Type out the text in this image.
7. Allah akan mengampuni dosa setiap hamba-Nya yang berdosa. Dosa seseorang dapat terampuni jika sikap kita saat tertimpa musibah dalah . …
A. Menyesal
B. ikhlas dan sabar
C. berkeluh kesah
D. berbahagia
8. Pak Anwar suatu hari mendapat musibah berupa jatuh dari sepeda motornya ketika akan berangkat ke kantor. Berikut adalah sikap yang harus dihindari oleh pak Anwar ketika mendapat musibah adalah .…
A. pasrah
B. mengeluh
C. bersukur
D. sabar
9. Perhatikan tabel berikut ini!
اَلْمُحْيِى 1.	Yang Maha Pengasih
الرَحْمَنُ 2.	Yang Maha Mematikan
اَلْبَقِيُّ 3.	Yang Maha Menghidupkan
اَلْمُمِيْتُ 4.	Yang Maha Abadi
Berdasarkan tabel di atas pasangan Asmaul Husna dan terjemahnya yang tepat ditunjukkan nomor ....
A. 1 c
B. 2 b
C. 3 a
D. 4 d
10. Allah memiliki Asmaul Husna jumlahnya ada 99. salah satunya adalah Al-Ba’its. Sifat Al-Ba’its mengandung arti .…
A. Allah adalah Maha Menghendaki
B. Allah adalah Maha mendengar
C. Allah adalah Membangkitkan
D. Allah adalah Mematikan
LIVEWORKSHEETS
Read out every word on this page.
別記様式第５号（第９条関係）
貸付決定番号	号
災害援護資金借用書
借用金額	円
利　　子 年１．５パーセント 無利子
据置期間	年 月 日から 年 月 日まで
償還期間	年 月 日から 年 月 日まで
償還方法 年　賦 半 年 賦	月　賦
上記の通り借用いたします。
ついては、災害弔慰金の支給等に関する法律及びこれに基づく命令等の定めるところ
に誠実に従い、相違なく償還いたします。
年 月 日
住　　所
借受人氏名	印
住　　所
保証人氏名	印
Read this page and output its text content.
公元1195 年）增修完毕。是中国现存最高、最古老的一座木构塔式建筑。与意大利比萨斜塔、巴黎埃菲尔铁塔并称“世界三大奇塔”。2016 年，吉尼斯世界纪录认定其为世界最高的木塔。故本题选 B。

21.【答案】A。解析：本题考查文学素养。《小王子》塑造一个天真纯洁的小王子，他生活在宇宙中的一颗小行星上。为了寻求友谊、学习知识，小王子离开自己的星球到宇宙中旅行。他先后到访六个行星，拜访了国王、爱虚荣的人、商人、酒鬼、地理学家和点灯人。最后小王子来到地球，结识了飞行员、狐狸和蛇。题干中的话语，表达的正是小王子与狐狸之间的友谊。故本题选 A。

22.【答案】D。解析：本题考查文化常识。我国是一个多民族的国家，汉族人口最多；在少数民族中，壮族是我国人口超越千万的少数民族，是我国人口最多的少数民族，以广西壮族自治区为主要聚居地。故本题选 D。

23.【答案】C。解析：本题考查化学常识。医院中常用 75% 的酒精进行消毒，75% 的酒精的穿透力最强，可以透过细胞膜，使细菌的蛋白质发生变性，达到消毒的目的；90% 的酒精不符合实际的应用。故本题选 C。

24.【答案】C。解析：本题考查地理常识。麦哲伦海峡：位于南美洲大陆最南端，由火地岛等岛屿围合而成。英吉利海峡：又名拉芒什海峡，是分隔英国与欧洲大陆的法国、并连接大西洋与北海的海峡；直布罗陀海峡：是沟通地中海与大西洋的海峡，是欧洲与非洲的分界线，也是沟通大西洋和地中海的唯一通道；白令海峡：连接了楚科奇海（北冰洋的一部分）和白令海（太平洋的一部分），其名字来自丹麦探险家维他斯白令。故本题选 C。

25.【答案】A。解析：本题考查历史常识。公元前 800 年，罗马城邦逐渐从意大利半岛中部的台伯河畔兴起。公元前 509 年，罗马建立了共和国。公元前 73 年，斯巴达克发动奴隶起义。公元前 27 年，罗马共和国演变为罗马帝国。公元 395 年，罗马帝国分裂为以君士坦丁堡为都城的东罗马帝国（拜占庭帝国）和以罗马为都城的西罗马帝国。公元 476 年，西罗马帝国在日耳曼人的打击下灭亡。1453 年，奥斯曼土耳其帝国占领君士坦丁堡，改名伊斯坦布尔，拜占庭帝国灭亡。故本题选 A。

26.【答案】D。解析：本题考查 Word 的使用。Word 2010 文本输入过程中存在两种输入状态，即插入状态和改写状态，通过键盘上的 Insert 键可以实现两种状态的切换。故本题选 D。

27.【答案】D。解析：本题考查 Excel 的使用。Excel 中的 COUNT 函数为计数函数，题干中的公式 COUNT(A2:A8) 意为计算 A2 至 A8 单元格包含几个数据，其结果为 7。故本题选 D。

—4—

_ _ _ _

PROBLEM TO SOLVE = Print every record exactly as it was given.

THE COMPLETED TASK =
Type out the text in this image.
7. Allah akan mengampuni dosa setiap hamba-Nya yang berdosa. Dosa seseorang dapat terampuni jika sikap kita saat tertimpa musibah dalah . …
A. Menyesal
B. ikhlas dan sabar
C. berkeluh kesah
D. berbahagia
8. Pak Anwar suatu hari mendapat musibah berupa jatuh dari sepeda motornya ketika akan berangkat ke kantor. Berikut adalah sikap yang harus dihindari oleh pak Anwar ketika mendapat musibah adalah .…
A. pasrah
B. mengeluh
C. bersukur
D. sabar
9. Perhatikan tabel berikut ini!
اَلْمُحْيِى 1.	Yang Maha Pengasih
الرَحْمَنُ 2.	Yang Maha Mematikan
اَلْبَقِيُّ 3.	Yang Maha Menghidupkan
اَلْمُمِيْتُ 4.	Yang Maha Abadi
Berdasarkan tabel di atas pasangan Asmaul Husna dan terjemahnya yang tepat ditunjukkan nomor ....
A. 1 c
B. 2 b
C. 3 a
D. 4 d
10. Allah memiliki Asmaul Husna jumlahnya ada 99. salah satunya adalah Al-Ba’its. Sifat Al-Ba’its mengandung arti .…
A. Allah adalah Maha Menghendaki
B. Allah adalah Maha mendengar
C. Allah adalah Membangkitkan
D. Allah adalah Mematikan
LIVEWORKSHEETS
Read out every word on this page.
別記様式第５号（第９条関係）
貸付決定番号	号
災害援護資金借用書
借用金額	円
利　　子 年１．５パーセント 無利子
据置期間	年 月 日から 年 月 日まで
償還期間	年 月 日から 年 月 日まで
償還方法 年　賦 半 年 賦	月　賦
上記の通り借用いたします。
ついては、災害弔慰金の支給等に関する法律及びこれに基づく命令等の定めるところ
に誠実に従い、相違なく償還いたします。
年 月 日
住　　所
借受人氏名	印
住　　所
保証人氏名	印
Read this page and output its text content.
公元1195 年）增修完毕。是中国现存最高、最古老的一座木构塔式建筑。与意大利比萨斜塔、巴黎埃菲尔铁塔并称“世界三大奇塔”。2016 年，吉尼斯世界纪录认定其为世界最高的木塔。故本题选 B。

21.【答案】A。解析：本题考查文学素养。《小王子》塑造一个天真纯洁的小王子，他生活在宇宙中的一颗小行星上。为了寻求友谊、学习知识，小王子离开自己的星球到宇宙中旅行。他先后到访六个行星，拜访了国王、爱虚荣的人、商人、酒鬼、地理学家和点灯人。最后小王子来到地球，结识了飞行员、狐狸和蛇。题干中的话语，表达的正是小王子与狐狸之间的友谊。故本题选 A。

22.【答案】D。解析：本题考查文化常识。我国是一个多民族的国家，汉族人口最多；在少数民族中，壮族是我国人口超越千万的少数民族，是我国人口最多的少数民族，以广西壮族自治区为主要聚居地。故本题选 D。

23.【答案】C。解析：本题考查化学常识。医院中常用 75% 的酒精进行消毒，75% 的酒精的穿透力最强，可以透过细胞膜，使细菌的蛋白质发生变性，达到消毒的目的；90% 的酒精不符合实际的应用。故本题选 C。

24.【答案】C。解析：本题考查地理常识。麦哲伦海峡：位于南美洲大陆最南端，由火地岛等岛屿围合而成。英吉利海峡：又名拉芒什海峡，是分隔英国与欧洲大陆的法国、并连接大西洋与北海的海峡；直布罗陀海峡：是沟通地中海与大西洋的海峡，是欧洲与非洲的分界线，也是沟通大西洋和地中海的唯一通道；白令海峡：连接了楚科奇海（北冰洋的一部分）和白令海（太平洋的一部分），其名字来自丹麦探险家维他斯白令。故本题选 C。

25.【答案】A。解析：本题考查历史常识。公元前 800 年，罗马城邦逐渐从意大利半岛中部的台伯河畔兴起。公元前 509 年，罗马建立了共和国。公元前 73 年，斯巴达克发动奴隶起义。公元前 27 年，罗马共和国演变为罗马帝国。公元 395 年，罗马帝国分裂为以君士坦丁堡为都城的东罗马帝国（拜占庭帝国）和以罗马为都城的西罗马帝国。公元 476 年，西罗马帝国在日耳曼人的打击下灭亡。1453 年，奥斯曼土耳其帝国占领君士坦丁堡，改名伊斯坦布尔，拜占庭帝国灭亡。故本题选 A。

26.【答案】D。解析：本题考查 Word 的使用。Word 2010 文本输入过程中存在两种输入状态，即插入状态和改写状态，通过键盘上的 Insert 键可以实现两种状态的切换。故本题选 D。

27.【答案】D。解析：本题考查 Excel 的使用。Excel 中的 COUNT 函数为计数函数，题干中的公式 COUNT(A2:A8) 意为计算 A2 至 A8 单元格包含几个数据，其结果为 7。故本题选 D。

—4—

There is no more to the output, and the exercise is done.